**Your goal:**
Transcribe all records exactly.

[Collected data entries]
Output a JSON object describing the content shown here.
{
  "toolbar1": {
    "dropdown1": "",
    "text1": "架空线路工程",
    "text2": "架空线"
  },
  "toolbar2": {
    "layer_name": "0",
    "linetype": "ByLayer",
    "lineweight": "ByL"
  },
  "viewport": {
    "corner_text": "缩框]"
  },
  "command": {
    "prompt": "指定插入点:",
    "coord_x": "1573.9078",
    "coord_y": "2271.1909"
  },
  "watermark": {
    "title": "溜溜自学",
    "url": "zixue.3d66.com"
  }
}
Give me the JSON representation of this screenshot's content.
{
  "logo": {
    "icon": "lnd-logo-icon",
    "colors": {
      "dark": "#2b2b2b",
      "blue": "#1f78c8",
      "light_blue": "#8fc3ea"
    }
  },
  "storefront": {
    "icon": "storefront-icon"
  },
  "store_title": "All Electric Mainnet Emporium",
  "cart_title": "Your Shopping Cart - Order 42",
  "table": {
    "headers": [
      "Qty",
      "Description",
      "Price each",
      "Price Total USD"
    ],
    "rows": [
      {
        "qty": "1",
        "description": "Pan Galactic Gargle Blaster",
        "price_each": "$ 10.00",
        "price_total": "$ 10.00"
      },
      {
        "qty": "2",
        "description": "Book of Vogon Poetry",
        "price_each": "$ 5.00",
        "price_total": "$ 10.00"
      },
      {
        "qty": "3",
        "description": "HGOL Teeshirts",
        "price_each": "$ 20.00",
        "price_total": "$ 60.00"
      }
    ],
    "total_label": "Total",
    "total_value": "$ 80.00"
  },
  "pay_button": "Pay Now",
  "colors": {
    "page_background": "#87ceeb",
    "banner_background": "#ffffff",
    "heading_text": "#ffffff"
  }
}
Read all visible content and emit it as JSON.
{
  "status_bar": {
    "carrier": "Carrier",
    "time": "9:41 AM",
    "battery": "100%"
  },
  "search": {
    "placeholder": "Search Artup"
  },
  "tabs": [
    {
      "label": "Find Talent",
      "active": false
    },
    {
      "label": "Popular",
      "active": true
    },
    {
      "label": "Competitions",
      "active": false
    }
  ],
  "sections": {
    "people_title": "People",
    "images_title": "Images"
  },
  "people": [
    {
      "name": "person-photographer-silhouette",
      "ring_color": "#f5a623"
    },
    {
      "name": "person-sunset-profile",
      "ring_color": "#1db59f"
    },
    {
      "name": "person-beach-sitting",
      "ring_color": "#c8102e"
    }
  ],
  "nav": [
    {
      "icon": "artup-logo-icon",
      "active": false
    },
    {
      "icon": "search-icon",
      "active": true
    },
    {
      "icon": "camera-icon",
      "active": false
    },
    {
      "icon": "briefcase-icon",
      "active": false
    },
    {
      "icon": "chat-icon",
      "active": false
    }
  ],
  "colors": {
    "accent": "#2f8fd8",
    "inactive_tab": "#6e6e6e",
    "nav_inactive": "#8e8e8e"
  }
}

**Answer to this task:**
Output a JSON object describing the content shown here.
{
  "toolbar1": {
    "dropdown1": "",
    "text1": "架空线路工程",
    "text2": "架空线"
  },
  "toolbar2": {
    "layer_name": "0",
    "linetype": "ByLayer",
    "lineweight": "ByL"
  },
  "viewport": {
    "corner_text": "缩框]"
  },
  "command": {
    "prompt": "指定插入点:",
    "coord_x": "1573.9078",
    "coord_y": "2271.1909"
  },
  "watermark": {
    "title": "溜溜自学",
    "url": "zixue.3d66.com"
  }
}
Give me the JSON representation of this screenshot's content.
{
  "logo": {
    "icon": "lnd-logo-icon",
    "colors": {
      "dark": "#2b2b2b",
      "blue": "#1f78c8",
      "light_blue": "#8fc3ea"
    }
  },
  "storefront": {
    "icon": "storefront-icon"
  },
  "store_title": "All Electric Mainnet Emporium",
  "cart_title": "Your Shopping Cart - Order 42",
  "table": {
    "headers": [
      "Qty",
      "Description",
      "Price each",
      "Price Total USD"
    ],
    "rows": [
      {
        "qty": "1",
        "description": "Pan Galactic Gargle Blaster",
        "price_each": "$ 10.00",
        "price_total": "$ 10.00"
      },
      {
        "qty": "2",
        "description": "Book of Vogon Poetry",
        "price_each": "$ 5.00",
        "price_total": "$ 10.00"
      },
      {
        "qty": "3",
        "description": "HGOL Teeshirts",
        "price_each": "$ 20.00",
        "price_total": "$ 60.00"
      }
    ],
    "total_label": "Total",
    "total_value": "$ 80.00"
  },
  "pay_button": "Pay Now",
  "colors": {
    "page_background": "#87ceeb",
    "banner_background": "#ffffff",
    "heading_text": "#ffffff"
  }
}
Read all visible content and emit it as JSON.
{
  "status_bar": {
    "carrier": "Carrier",
    "time": "9:41 AM",
    "battery": "100%"
  },
  "search": {
    "placeholder": "Search Artup"
  },
  "tabs": [
    {
      "label": "Find Talent",
      "active": false
    },
    {
      "label": "Popular",
      "active": true
    },
    {
      "label": "Competitions",
      "active": false
    }
  ],
  "sections": {
    "people_title": "People",
    "images_title": "Images"
  },
  "people": [
    {
      "name": "person-photographer-silhouette",
      "ring_color": "#f5a623"
    },
    {
      "name": "person-sunset-profile",
      "ring_color": "#1db59f"
    },
    {
      "name": "person-beach-sitting",
      "ring_color": "#c8102e"
    }
  ],
  "nav": [
    {
      "icon": "artup-logo-icon",
      "active": false
    },
    {
      "icon": "search-icon",
      "active": true
    },
    {
      "icon": "camera-icon",
      "active": false
    },
    {
      "icon": "briefcase-icon",
      "active": false
    },
    {
      "icon": "chat-icon",
      "active": false
    }
  ],
  "colors": {
    "accent": "#2f8fd8",
    "inactive_tab": "#6e6e6e",
    "nav_inactive": "#8e8e8e"
  }
}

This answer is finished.